Given exercise: Would you transcribe the listing that follows, character for character, and omit its images?

The records:
────────

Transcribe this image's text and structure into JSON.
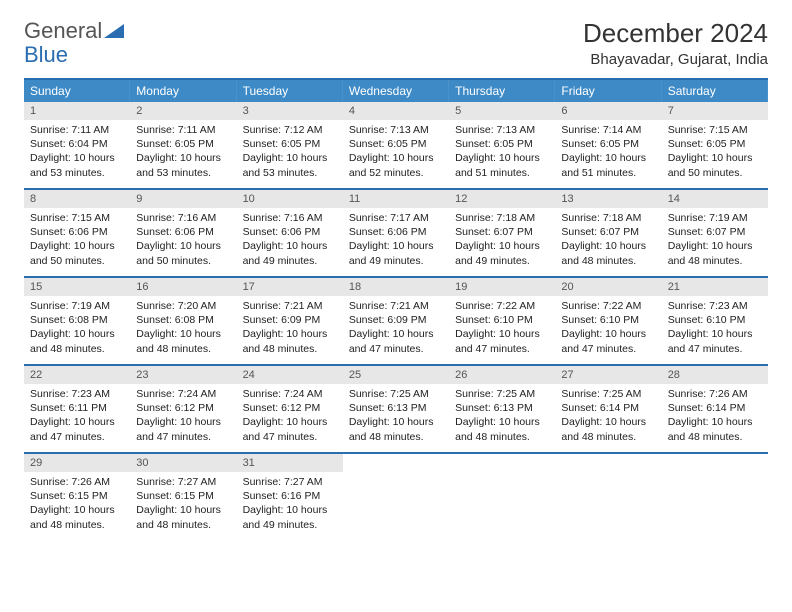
{
  "brand": {
    "text1": "General",
    "text2": "Blue",
    "icon_color": "#2a6db0"
  },
  "title": "December 2024",
  "location": "Bhayavadar, Gujarat, India",
  "theme": {
    "header_bg": "#3d8ac7",
    "header_text": "#ffffff",
    "border_color": "#2a6db0",
    "daynum_bg": "#e7e7e7",
    "daynum_text": "#555555",
    "body_text": "#222222",
    "page_bg": "#ffffff",
    "cell_fontsize": 10.5,
    "header_fontsize": 12,
    "title_fontsize": 26,
    "location_fontsize": 15
  },
  "day_headers": [
    "Sunday",
    "Monday",
    "Tuesday",
    "Wednesday",
    "Thursday",
    "Friday",
    "Saturday"
  ],
  "weeks": [
    [
      {
        "n": "1",
        "sr": "Sunrise: 7:11 AM",
        "ss": "Sunset: 6:04 PM",
        "dl": "Daylight: 10 hours and 53 minutes."
      },
      {
        "n": "2",
        "sr": "Sunrise: 7:11 AM",
        "ss": "Sunset: 6:05 PM",
        "dl": "Daylight: 10 hours and 53 minutes."
      },
      {
        "n": "3",
        "sr": "Sunrise: 7:12 AM",
        "ss": "Sunset: 6:05 PM",
        "dl": "Daylight: 10 hours and 53 minutes."
      },
      {
        "n": "4",
        "sr": "Sunrise: 7:13 AM",
        "ss": "Sunset: 6:05 PM",
        "dl": "Daylight: 10 hours and 52 minutes."
      },
      {
        "n": "5",
        "sr": "Sunrise: 7:13 AM",
        "ss": "Sunset: 6:05 PM",
        "dl": "Daylight: 10 hours and 51 minutes."
      },
      {
        "n": "6",
        "sr": "Sunrise: 7:14 AM",
        "ss": "Sunset: 6:05 PM",
        "dl": "Daylight: 10 hours and 51 minutes."
      },
      {
        "n": "7",
        "sr": "Sunrise: 7:15 AM",
        "ss": "Sunset: 6:05 PM",
        "dl": "Daylight: 10 hours and 50 minutes."
      }
    ],
    [
      {
        "n": "8",
        "sr": "Sunrise: 7:15 AM",
        "ss": "Sunset: 6:06 PM",
        "dl": "Daylight: 10 hours and 50 minutes."
      },
      {
        "n": "9",
        "sr": "Sunrise: 7:16 AM",
        "ss": "Sunset: 6:06 PM",
        "dl": "Daylight: 10 hours and 50 minutes."
      },
      {
        "n": "10",
        "sr": "Sunrise: 7:16 AM",
        "ss": "Sunset: 6:06 PM",
        "dl": "Daylight: 10 hours and 49 minutes."
      },
      {
        "n": "11",
        "sr": "Sunrise: 7:17 AM",
        "ss": "Sunset: 6:06 PM",
        "dl": "Daylight: 10 hours and 49 minutes."
      },
      {
        "n": "12",
        "sr": "Sunrise: 7:18 AM",
        "ss": "Sunset: 6:07 PM",
        "dl": "Daylight: 10 hours and 49 minutes."
      },
      {
        "n": "13",
        "sr": "Sunrise: 7:18 AM",
        "ss": "Sunset: 6:07 PM",
        "dl": "Daylight: 10 hours and 48 minutes."
      },
      {
        "n": "14",
        "sr": "Sunrise: 7:19 AM",
        "ss": "Sunset: 6:07 PM",
        "dl": "Daylight: 10 hours and 48 minutes."
      }
    ],
    [
      {
        "n": "15",
        "sr": "Sunrise: 7:19 AM",
        "ss": "Sunset: 6:08 PM",
        "dl": "Daylight: 10 hours and 48 minutes."
      },
      {
        "n": "16",
        "sr": "Sunrise: 7:20 AM",
        "ss": "Sunset: 6:08 PM",
        "dl": "Daylight: 10 hours and 48 minutes."
      },
      {
        "n": "17",
        "sr": "Sunrise: 7:21 AM",
        "ss": "Sunset: 6:09 PM",
        "dl": "Daylight: 10 hours and 48 minutes."
      },
      {
        "n": "18",
        "sr": "Sunrise: 7:21 AM",
        "ss": "Sunset: 6:09 PM",
        "dl": "Daylight: 10 hours and 47 minutes."
      },
      {
        "n": "19",
        "sr": "Sunrise: 7:22 AM",
        "ss": "Sunset: 6:10 PM",
        "dl": "Daylight: 10 hours and 47 minutes."
      },
      {
        "n": "20",
        "sr": "Sunrise: 7:22 AM",
        "ss": "Sunset: 6:10 PM",
        "dl": "Daylight: 10 hours and 47 minutes."
      },
      {
        "n": "21",
        "sr": "Sunrise: 7:23 AM",
        "ss": "Sunset: 6:10 PM",
        "dl": "Daylight: 10 hours and 47 minutes."
      }
    ],
    [
      {
        "n": "22",
        "sr": "Sunrise: 7:23 AM",
        "ss": "Sunset: 6:11 PM",
        "dl": "Daylight: 10 hours and 47 minutes."
      },
      {
        "n": "23",
        "sr": "Sunrise: 7:24 AM",
        "ss": "Sunset: 6:12 PM",
        "dl": "Daylight: 10 hours and 47 minutes."
      },
      {
        "n": "24",
        "sr": "Sunrise: 7:24 AM",
        "ss": "Sunset: 6:12 PM",
        "dl": "Daylight: 10 hours and 47 minutes."
      },
      {
        "n": "25",
        "sr": "Sunrise: 7:25 AM",
        "ss": "Sunset: 6:13 PM",
        "dl": "Daylight: 10 hours and 48 minutes."
      },
      {
        "n": "26",
        "sr": "Sunrise: 7:25 AM",
        "ss": "Sunset: 6:13 PM",
        "dl": "Daylight: 10 hours and 48 minutes."
      },
      {
        "n": "27",
        "sr": "Sunrise: 7:25 AM",
        "ss": "Sunset: 6:14 PM",
        "dl": "Daylight: 10 hours and 48 minutes."
      },
      {
        "n": "28",
        "sr": "Sunrise: 7:26 AM",
        "ss": "Sunset: 6:14 PM",
        "dl": "Daylight: 10 hours and 48 minutes."
      }
    ],
    [
      {
        "n": "29",
        "sr": "Sunrise: 7:26 AM",
        "ss": "Sunset: 6:15 PM",
        "dl": "Daylight: 10 hours and 48 minutes."
      },
      {
        "n": "30",
        "sr": "Sunrise: 7:27 AM",
        "ss": "Sunset: 6:15 PM",
        "dl": "Daylight: 10 hours and 48 minutes."
      },
      {
        "n": "31",
        "sr": "Sunrise: 7:27 AM",
        "ss": "Sunset: 6:16 PM",
        "dl": "Daylight: 10 hours and 49 minutes."
      },
      null,
      null,
      null,
      null
    ]
  ]
}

────────

Exercise output:
Transcribe this image's text and structure into JSON.
{
  "brand": {
    "text1": "General",
    "text2": "Blue",
    "icon_color": "#2a6db0"
  },
  "title": "December 2024",
  "location": "Bhayavadar, Gujarat, India",
  "theme": {
    "header_bg": "#3d8ac7",
    "header_text": "#ffffff",
    "border_color": "#2a6db0",
    "daynum_bg": "#e7e7e7",
    "daynum_text": "#555555",
    "body_text": "#222222",
    "page_bg": "#ffffff",
    "cell_fontsize": 10.5,
    "header_fontsize": 12,
    "title_fontsize": 26,
    "location_fontsize": 15
  },
  "day_headers": [
    "Sunday",
    "Monday",
    "Tuesday",
    "Wednesday",
    "Thursday",
    "Friday",
    "Saturday"
  ],
  "weeks": [
    [
      {
        "n": "1",
        "sr": "Sunrise: 7:11 AM",
        "ss": "Sunset: 6:04 PM",
        "dl": "Daylight: 10 hours and 53 minutes."
      },
      {
        "n": "2",
        "sr": "Sunrise: 7:11 AM",
        "ss": "Sunset: 6:05 PM",
        "dl": "Daylight: 10 hours and 53 minutes."
      },
      {
        "n": "3",
        "sr": "Sunrise: 7:12 AM",
        "ss": "Sunset: 6:05 PM",
        "dl": "Daylight: 10 hours and 53 minutes."
      },
      {
        "n": "4",
        "sr": "Sunrise: 7:13 AM",
        "ss": "Sunset: 6:05 PM",
        "dl": "Daylight: 10 hours and 52 minutes."
      },
      {
        "n": "5",
        "sr": "Sunrise: 7:13 AM",
        "ss": "Sunset: 6:05 PM",
        "dl": "Daylight: 10 hours and 51 minutes."
      },
      {
        "n": "6",
        "sr": "Sunrise: 7:14 AM",
        "ss": "Sunset: 6:05 PM",
        "dl": "Daylight: 10 hours and 51 minutes."
      },
      {
        "n": "7",
        "sr": "Sunrise: 7:15 AM",
        "ss": "Sunset: 6:05 PM",
        "dl": "Daylight: 10 hours and 50 minutes."
      }
    ],
    [
      {
        "n": "8",
        "sr": "Sunrise: 7:15 AM",
        "ss": "Sunset: 6:06 PM",
        "dl": "Daylight: 10 hours and 50 minutes."
      },
      {
        "n": "9",
        "sr": "Sunrise: 7:16 AM",
        "ss": "Sunset: 6:06 PM",
        "dl": "Daylight: 10 hours and 50 minutes."
      },
      {
        "n": "10",
        "sr": "Sunrise: 7:16 AM",
        "ss": "Sunset: 6:06 PM",
        "dl": "Daylight: 10 hours and 49 minutes."
      },
      {
        "n": "11",
        "sr": "Sunrise: 7:17 AM",
        "ss": "Sunset: 6:06 PM",
        "dl": "Daylight: 10 hours and 49 minutes."
      },
      {
        "n": "12",
        "sr": "Sunrise: 7:18 AM",
        "ss": "Sunset: 6:07 PM",
        "dl": "Daylight: 10 hours and 49 minutes."
      },
      {
        "n": "13",
        "sr": "Sunrise: 7:18 AM",
        "ss": "Sunset: 6:07 PM",
        "dl": "Daylight: 10 hours and 48 minutes."
      },
      {
        "n": "14",
        "sr": "Sunrise: 7:19 AM",
        "ss": "Sunset: 6:07 PM",
        "dl": "Daylight: 10 hours and 48 minutes."
      }
    ],
    [
      {
        "n": "15",
        "sr": "Sunrise: 7:19 AM",
        "ss": "Sunset: 6:08 PM",
        "dl": "Daylight: 10 hours and 48 minutes."
      },
      {
        "n": "16",
        "sr": "Sunrise: 7:20 AM",
        "ss": "Sunset: 6:08 PM",
        "dl": "Daylight: 10 hours and 48 minutes."
      },
      {
        "n": "17",
        "sr": "Sunrise: 7:21 AM",
        "ss": "Sunset: 6:09 PM",
        "dl": "Daylight: 10 hours and 48 minutes."
      },
      {
        "n": "18",
        "sr": "Sunrise: 7:21 AM",
        "ss": "Sunset: 6:09 PM",
        "dl": "Daylight: 10 hours and 47 minutes."
      },
      {
        "n": "19",
        "sr": "Sunrise: 7:22 AM",
        "ss": "Sunset: 6:10 PM",
        "dl": "Daylight: 10 hours and 47 minutes."
      },
      {
        "n": "20",
        "sr": "Sunrise: 7:22 AM",
        "ss": "Sunset: 6:10 PM",
        "dl": "Daylight: 10 hours and 47 minutes."
      },
      {
        "n": "21",
        "sr": "Sunrise: 7:23 AM",
        "ss": "Sunset: 6:10 PM",
        "dl": "Daylight: 10 hours and 47 minutes."
      }
    ],
    [
      {
        "n": "22",
        "sr": "Sunrise: 7:23 AM",
        "ss": "Sunset: 6:11 PM",
        "dl": "Daylight: 10 hours and 47 minutes."
      },
      {
        "n": "23",
        "sr": "Sunrise: 7:24 AM",
        "ss": "Sunset: 6:12 PM",
        "dl": "Daylight: 10 hours and 47 minutes."
      },
      {
        "n": "24",
        "sr": "Sunrise: 7:24 AM",
        "ss": "Sunset: 6:12 PM",
        "dl": "Daylight: 10 hours and 47 minutes."
      },
      {
        "n": "25",
        "sr": "Sunrise: 7:25 AM",
        "ss": "Sunset: 6:13 PM",
        "dl": "Daylight: 10 hours and 48 minutes."
      },
      {
        "n": "26",
        "sr": "Sunrise: 7:25 AM",
        "ss": "Sunset: 6:13 PM",
        "dl": "Daylight: 10 hours and 48 minutes."
      },
      {
        "n": "27",
        "sr": "Sunrise: 7:25 AM",
        "ss": "Sunset: 6:14 PM",
        "dl": "Daylight: 10 hours and 48 minutes."
      },
      {
        "n": "28",
        "sr": "Sunrise: 7:26 AM",
        "ss": "Sunset: 6:14 PM",
        "dl": "Daylight: 10 hours and 48 minutes."
      }
    ],
    [
      {
        "n": "29",
        "sr": "Sunrise: 7:26 AM",
        "ss": "Sunset: 6:15 PM",
        "dl": "Daylight: 10 hours and 48 minutes."
      },
      {
        "n": "30",
        "sr": "Sunrise: 7:27 AM",
        "ss": "Sunset: 6:15 PM",
        "dl": "Daylight: 10 hours and 48 minutes."
      },
      {
        "n": "31",
        "sr": "Sunrise: 7:27 AM",
        "ss": "Sunset: 6:16 PM",
        "dl": "Daylight: 10 hours and 49 minutes."
      },
      null,
      null,
      null,
      null
    ]
  ]
}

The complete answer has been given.